[start of RECORDED DATA]

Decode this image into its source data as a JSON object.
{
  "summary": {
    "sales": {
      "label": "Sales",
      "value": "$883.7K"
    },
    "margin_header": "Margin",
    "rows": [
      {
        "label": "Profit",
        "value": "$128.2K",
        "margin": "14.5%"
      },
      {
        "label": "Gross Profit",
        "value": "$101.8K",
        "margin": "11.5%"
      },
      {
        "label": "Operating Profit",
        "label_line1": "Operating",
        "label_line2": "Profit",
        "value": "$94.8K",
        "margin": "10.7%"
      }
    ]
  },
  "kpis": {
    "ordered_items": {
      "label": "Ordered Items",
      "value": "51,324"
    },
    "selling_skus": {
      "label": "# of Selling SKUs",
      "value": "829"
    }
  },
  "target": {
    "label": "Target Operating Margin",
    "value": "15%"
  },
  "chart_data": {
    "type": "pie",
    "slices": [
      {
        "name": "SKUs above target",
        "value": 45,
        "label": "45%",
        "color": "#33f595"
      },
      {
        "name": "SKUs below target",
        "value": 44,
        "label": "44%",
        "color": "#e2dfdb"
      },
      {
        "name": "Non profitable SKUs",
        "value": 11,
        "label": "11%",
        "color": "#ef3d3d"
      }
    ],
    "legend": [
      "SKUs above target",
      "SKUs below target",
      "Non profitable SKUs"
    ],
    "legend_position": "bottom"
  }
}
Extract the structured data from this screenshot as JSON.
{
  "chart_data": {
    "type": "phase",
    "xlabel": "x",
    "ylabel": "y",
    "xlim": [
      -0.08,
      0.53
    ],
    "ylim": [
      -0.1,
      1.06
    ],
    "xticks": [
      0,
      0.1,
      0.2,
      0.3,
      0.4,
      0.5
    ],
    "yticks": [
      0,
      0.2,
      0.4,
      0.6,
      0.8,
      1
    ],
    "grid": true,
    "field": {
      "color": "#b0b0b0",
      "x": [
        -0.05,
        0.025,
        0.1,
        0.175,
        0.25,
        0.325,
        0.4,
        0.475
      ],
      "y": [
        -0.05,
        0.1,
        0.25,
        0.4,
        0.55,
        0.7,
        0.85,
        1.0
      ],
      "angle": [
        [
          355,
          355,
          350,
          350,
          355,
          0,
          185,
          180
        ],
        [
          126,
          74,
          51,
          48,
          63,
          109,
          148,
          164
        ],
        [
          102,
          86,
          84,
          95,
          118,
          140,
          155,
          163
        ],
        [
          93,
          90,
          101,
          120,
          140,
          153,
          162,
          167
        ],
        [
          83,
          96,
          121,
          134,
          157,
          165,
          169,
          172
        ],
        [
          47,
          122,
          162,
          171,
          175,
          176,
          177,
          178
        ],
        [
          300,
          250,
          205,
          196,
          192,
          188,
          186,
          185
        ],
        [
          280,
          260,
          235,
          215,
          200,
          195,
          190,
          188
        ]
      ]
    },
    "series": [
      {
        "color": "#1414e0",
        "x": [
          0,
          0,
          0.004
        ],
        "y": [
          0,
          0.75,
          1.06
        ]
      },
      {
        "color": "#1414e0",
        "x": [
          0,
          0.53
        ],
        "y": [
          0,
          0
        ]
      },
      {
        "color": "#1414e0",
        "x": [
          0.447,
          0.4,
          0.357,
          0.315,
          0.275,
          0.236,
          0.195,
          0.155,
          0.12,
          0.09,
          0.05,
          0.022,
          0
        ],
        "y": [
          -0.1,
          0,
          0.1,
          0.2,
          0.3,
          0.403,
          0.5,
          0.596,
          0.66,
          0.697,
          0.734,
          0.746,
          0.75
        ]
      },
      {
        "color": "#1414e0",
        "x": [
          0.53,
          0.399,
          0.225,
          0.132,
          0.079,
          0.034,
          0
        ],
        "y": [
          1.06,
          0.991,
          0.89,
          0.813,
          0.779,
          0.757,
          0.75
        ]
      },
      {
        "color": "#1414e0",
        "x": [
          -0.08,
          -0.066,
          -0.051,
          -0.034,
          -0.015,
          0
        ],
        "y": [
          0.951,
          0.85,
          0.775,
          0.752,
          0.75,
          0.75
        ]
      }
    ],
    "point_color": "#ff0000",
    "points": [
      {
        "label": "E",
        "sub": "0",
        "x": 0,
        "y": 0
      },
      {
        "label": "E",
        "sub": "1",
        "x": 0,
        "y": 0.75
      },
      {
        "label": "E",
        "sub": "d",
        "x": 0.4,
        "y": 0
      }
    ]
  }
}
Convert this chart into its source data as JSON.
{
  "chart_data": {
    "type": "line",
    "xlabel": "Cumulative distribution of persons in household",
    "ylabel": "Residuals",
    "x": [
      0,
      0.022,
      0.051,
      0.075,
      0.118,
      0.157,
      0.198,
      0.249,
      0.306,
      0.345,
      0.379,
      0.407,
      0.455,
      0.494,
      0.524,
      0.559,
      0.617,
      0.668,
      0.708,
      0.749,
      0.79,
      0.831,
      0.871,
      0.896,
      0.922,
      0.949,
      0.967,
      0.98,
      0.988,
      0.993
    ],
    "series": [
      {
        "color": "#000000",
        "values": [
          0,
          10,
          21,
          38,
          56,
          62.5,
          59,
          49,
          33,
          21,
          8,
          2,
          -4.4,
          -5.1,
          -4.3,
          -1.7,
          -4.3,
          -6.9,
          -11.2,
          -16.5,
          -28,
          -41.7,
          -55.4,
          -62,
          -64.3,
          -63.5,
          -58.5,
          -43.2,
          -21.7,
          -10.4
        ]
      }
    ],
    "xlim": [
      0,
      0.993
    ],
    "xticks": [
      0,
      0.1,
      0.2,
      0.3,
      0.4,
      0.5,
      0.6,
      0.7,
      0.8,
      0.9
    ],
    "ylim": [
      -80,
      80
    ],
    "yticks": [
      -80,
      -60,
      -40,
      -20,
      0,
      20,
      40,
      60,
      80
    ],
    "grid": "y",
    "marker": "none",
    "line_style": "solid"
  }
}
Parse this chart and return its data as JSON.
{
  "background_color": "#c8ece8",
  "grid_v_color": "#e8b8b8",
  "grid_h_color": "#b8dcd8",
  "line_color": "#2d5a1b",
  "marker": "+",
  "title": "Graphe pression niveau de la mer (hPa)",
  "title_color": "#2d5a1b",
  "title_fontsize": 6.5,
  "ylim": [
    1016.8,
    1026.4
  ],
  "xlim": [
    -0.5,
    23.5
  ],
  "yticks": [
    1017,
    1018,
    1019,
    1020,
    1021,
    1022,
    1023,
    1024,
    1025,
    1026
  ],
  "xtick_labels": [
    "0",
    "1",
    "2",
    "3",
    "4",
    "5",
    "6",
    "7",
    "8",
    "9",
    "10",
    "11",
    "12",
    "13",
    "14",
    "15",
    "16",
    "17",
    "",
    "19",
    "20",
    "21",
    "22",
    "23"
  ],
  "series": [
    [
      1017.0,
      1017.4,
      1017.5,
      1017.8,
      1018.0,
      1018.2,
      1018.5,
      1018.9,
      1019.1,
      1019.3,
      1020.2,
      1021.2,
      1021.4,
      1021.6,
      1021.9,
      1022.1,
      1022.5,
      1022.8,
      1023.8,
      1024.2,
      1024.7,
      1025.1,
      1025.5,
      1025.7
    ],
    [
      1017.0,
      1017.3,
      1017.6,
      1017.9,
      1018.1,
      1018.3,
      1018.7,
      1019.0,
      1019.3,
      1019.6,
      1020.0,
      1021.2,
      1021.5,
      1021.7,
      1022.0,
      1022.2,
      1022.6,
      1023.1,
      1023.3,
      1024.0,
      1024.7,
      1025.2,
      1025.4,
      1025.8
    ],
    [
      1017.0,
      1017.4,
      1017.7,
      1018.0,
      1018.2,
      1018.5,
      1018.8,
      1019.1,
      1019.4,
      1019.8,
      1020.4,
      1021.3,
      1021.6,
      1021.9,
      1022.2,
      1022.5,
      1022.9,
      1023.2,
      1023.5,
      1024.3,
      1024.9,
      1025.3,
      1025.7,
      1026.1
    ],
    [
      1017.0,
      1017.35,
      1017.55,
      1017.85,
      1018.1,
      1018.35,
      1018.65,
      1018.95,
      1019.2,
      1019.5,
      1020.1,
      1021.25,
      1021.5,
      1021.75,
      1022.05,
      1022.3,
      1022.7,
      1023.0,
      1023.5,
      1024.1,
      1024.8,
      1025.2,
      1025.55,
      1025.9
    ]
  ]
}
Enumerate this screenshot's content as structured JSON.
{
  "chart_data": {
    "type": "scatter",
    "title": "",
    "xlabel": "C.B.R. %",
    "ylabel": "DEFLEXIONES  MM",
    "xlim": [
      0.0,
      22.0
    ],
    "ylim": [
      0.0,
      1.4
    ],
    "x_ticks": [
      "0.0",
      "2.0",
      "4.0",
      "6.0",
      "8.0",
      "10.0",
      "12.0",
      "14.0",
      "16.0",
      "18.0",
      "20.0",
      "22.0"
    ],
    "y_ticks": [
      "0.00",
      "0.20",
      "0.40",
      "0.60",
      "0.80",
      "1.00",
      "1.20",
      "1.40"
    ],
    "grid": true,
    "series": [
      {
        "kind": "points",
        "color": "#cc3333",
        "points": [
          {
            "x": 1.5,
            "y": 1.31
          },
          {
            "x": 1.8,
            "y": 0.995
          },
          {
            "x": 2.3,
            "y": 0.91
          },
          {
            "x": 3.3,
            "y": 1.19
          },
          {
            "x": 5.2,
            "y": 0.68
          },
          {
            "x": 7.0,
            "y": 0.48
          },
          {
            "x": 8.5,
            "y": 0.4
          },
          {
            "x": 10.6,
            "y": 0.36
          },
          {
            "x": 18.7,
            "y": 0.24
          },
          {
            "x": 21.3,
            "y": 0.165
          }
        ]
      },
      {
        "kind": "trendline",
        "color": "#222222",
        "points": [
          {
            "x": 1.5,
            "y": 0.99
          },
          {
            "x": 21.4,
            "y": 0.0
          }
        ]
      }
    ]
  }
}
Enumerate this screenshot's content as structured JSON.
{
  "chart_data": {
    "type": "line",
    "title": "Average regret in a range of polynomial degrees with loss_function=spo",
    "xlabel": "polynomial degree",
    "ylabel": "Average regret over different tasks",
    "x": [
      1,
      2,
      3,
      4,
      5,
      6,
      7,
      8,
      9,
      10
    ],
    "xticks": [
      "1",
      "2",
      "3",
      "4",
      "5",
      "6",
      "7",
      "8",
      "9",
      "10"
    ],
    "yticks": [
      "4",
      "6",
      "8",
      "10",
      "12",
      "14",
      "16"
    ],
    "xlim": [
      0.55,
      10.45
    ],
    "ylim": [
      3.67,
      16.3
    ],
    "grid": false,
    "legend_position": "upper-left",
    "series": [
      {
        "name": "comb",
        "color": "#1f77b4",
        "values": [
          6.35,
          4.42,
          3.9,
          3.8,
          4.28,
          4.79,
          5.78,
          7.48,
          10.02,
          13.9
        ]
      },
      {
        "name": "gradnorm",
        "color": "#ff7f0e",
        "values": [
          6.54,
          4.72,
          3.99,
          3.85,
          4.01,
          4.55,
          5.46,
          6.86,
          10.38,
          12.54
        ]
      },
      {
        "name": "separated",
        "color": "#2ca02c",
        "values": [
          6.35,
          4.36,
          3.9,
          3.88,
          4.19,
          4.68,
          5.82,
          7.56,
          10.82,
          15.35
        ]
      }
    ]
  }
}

[end of RECORDED DATA]

→ **WRITTEN INSTRUCTION**: Show all lines from the data above in which the word "ylabel" appears.

→ **OUTPUT BELOW**:
    "ylabel": "y",
    "ylabel": "Residuals",
    "ylabel": "DEFLEXIONES  MM",
    "ylabel": "Average regret over different tasks",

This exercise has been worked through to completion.